### Written request
Select all lines with the string "object" in them, and copy those lines.

### Recorded data
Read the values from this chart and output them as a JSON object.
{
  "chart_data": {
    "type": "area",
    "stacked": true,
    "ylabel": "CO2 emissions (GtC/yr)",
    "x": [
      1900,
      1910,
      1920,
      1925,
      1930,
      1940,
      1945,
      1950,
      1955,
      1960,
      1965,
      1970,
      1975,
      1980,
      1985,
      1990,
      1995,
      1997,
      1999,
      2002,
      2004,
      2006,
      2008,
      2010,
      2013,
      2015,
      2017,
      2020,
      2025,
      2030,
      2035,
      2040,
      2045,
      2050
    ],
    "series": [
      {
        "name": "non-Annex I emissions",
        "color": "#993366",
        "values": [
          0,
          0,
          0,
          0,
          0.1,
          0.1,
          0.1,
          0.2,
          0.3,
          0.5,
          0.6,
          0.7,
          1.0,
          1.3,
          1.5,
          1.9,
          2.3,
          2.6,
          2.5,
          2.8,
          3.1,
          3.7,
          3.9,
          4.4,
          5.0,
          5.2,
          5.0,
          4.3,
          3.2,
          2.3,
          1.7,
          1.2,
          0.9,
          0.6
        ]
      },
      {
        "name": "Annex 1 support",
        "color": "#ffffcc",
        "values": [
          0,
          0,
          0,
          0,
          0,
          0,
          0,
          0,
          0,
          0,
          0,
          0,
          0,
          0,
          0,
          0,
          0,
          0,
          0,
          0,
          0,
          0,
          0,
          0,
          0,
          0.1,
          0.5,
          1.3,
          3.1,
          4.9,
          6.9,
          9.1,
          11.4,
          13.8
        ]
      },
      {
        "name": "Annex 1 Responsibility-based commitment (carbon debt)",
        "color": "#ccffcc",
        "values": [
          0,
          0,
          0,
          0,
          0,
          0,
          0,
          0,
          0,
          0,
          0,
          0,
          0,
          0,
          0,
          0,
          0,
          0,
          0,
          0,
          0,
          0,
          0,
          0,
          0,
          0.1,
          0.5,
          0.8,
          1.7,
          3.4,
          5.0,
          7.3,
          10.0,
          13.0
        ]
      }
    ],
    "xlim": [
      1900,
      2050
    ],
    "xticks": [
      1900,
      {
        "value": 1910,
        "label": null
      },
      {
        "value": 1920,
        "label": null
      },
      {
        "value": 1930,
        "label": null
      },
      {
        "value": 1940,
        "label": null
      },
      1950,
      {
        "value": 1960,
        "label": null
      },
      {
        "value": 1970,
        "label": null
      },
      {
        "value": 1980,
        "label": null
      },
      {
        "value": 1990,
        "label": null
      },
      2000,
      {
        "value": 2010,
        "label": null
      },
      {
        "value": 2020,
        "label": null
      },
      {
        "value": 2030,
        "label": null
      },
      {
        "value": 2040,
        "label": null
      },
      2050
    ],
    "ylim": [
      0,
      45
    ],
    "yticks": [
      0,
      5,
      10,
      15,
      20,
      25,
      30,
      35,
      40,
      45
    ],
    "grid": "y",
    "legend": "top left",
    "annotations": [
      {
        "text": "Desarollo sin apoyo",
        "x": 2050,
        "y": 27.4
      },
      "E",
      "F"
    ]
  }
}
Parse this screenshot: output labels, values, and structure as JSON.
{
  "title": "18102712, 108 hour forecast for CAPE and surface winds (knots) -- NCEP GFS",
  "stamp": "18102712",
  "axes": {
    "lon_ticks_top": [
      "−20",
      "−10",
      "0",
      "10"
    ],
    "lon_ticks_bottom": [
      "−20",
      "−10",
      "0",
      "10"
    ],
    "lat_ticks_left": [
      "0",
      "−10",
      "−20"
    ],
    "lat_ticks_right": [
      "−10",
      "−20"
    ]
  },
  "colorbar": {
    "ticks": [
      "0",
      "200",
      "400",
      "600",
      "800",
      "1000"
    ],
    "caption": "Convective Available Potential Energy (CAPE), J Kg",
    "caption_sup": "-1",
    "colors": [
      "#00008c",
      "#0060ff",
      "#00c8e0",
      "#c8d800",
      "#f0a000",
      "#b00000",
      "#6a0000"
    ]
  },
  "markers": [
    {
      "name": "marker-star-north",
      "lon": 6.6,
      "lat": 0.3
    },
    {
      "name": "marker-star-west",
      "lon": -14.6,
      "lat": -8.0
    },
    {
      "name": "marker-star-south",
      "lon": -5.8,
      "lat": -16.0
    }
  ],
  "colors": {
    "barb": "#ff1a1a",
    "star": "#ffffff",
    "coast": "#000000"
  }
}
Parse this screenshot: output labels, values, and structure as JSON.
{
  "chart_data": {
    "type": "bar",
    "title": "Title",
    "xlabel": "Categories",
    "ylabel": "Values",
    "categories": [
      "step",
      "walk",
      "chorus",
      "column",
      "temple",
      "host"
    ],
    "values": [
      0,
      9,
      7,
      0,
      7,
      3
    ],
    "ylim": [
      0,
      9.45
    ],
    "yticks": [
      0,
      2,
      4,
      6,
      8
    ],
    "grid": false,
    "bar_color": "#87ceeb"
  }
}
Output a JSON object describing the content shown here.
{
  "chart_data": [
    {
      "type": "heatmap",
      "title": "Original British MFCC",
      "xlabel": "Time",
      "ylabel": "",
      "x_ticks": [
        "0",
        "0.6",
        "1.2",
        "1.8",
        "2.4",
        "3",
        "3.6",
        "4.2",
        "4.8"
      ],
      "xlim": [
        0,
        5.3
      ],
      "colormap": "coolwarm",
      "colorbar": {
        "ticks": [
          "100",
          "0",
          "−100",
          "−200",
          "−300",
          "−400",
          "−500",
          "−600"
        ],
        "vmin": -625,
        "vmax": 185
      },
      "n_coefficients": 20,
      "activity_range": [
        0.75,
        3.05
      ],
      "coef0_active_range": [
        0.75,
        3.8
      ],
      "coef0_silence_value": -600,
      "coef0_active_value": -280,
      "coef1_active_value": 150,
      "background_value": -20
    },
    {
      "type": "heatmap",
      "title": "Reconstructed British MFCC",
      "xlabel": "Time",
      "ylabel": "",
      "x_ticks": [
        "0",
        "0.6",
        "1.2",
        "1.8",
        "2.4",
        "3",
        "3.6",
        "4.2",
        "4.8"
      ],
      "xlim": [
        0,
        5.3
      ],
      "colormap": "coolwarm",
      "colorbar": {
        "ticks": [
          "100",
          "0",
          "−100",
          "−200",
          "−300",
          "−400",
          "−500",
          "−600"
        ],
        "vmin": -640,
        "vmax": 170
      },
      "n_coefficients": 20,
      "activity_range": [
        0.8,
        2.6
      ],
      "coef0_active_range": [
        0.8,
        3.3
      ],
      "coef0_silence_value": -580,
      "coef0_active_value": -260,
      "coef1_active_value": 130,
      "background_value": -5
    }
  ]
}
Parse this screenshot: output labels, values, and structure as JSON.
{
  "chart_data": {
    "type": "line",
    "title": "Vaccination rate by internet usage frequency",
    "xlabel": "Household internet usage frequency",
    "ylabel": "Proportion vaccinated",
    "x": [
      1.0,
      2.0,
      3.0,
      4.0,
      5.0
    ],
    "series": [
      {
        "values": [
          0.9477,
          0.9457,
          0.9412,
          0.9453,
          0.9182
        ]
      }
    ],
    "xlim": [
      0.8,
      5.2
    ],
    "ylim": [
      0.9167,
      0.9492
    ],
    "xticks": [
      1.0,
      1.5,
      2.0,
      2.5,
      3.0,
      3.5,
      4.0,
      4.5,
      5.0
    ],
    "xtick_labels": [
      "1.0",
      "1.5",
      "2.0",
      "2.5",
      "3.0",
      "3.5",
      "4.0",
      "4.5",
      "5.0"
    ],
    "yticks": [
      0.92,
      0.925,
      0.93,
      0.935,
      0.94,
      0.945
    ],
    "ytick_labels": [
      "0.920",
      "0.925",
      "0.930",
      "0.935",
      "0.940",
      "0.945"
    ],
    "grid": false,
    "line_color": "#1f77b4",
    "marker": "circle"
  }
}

### Exercise solution
Read the values from this chart and output them as a JSON object.
Output a JSON object describing the content shown here.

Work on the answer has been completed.